◆ **Excerpted passage**:
Approximately 40% of people with diabetes will develop some form of diabetic kidney disease in their lifetime, so managing kidney disease along with diabetes is quite common. Each illness can be difficult enough to manage on its own, but can create even more stress when you have to manage both, especially when it comes to meal planning for diabetes and kidney disease.
What is kidney disease?
A simple description of kidney disease in people with diabetes (also known as diabetic nephropathy) is a gradual increase in the amount of protein found in your urine. This could result in your kidneys not working adequately. As kidney function decreases, waste and minerals become hard to remove, and the kidneys must work harder to get rid of them. Some of the key risk factors for kidney disease include long duration of diabetes, poor blood sugar management, high blood pressure, obesity and smoking. Managing your blood sugar and blood pressure are important to slow the progression of kidney disease and to help prevent or minimize other complications of diabetes, such as eye problems or nerve problems.
What are the diet recommendations for managing diabetes and kidney disease?

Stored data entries
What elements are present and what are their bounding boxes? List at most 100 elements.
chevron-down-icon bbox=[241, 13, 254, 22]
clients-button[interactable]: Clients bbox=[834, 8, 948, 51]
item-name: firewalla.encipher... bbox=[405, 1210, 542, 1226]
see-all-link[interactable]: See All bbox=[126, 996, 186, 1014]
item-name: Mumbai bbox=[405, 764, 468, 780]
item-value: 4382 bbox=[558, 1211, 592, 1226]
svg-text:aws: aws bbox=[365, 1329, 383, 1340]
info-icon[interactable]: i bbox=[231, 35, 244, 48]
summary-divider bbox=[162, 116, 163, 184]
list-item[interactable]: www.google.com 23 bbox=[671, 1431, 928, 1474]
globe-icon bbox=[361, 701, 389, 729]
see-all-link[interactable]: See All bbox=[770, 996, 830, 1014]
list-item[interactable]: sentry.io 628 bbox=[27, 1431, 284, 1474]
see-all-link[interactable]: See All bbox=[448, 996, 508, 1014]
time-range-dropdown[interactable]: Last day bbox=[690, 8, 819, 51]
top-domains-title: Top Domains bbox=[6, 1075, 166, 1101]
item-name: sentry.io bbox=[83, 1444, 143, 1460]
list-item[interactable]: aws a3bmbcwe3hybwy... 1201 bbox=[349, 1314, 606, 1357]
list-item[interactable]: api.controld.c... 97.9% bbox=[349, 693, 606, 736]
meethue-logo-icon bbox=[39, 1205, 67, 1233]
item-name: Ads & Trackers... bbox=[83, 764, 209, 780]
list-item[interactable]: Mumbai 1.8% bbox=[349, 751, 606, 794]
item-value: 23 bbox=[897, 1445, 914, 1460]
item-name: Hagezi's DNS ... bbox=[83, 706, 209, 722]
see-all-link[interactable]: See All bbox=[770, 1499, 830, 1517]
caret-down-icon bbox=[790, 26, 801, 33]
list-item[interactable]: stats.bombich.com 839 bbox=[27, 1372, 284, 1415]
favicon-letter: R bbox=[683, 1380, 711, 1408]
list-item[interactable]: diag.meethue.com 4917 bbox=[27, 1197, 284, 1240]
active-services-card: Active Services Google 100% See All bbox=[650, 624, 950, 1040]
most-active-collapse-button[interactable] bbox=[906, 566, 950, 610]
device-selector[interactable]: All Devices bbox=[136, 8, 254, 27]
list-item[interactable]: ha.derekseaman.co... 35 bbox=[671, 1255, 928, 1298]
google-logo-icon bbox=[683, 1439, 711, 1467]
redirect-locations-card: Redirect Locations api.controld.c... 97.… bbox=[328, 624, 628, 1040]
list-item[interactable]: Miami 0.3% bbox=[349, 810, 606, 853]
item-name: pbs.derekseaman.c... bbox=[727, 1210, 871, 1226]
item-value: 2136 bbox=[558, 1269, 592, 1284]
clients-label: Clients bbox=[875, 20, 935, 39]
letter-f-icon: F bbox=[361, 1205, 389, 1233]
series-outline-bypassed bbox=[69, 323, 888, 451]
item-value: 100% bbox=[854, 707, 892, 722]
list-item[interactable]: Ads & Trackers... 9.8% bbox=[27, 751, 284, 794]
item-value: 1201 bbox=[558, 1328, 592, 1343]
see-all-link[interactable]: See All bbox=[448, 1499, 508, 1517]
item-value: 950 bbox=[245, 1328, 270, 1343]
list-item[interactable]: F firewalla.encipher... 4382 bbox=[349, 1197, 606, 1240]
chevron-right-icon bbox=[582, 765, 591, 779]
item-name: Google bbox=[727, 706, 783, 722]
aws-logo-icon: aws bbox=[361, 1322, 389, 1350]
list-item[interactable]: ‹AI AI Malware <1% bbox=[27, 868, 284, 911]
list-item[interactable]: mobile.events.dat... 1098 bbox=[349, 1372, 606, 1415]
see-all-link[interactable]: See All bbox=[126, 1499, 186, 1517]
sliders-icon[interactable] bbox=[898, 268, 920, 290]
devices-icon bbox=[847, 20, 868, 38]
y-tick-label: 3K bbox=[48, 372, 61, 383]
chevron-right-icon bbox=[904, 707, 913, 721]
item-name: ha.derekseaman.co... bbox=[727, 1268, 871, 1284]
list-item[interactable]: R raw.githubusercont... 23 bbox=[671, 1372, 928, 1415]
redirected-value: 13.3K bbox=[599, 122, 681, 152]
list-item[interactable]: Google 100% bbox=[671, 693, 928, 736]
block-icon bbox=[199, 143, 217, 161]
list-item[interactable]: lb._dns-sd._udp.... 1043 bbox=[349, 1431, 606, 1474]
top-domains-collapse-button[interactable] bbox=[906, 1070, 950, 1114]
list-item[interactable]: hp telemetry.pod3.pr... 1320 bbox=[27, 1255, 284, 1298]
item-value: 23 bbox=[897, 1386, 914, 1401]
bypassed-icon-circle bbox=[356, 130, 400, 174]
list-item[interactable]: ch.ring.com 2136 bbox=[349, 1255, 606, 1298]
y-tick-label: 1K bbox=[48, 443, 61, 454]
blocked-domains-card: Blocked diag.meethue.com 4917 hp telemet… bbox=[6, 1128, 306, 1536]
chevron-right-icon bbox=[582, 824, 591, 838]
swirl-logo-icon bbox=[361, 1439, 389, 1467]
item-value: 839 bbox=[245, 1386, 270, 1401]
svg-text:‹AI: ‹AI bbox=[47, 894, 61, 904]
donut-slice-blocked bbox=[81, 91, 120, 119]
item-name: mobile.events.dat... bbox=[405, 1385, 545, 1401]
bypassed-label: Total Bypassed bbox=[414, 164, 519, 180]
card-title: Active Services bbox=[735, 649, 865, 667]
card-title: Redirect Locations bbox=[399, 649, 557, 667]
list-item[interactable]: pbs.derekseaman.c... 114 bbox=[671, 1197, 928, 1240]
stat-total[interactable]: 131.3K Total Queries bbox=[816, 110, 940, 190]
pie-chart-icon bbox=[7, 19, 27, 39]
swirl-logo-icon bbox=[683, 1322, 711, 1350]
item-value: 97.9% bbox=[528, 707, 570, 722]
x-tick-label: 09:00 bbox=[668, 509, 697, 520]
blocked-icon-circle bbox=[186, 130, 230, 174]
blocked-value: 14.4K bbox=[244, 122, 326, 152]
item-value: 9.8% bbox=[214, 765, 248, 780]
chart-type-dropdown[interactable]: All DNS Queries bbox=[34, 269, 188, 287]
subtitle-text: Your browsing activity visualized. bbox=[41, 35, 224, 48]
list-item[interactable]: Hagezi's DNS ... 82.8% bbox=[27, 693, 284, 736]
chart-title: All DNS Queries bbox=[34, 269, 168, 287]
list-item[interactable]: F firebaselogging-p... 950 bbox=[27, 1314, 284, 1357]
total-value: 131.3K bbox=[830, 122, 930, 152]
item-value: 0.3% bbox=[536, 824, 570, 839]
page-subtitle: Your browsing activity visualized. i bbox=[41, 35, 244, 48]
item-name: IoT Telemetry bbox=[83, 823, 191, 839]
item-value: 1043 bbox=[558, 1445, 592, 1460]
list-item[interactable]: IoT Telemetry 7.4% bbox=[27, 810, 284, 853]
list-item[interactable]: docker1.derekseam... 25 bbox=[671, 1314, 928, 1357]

◆ **Problem requirements**:
What share of people with diabetes will develop some form of diabetic kidney disease in their lifetime, according to the passage on diabetes and kidney disease?

◆ **Exercise output**:
Approximately 40%.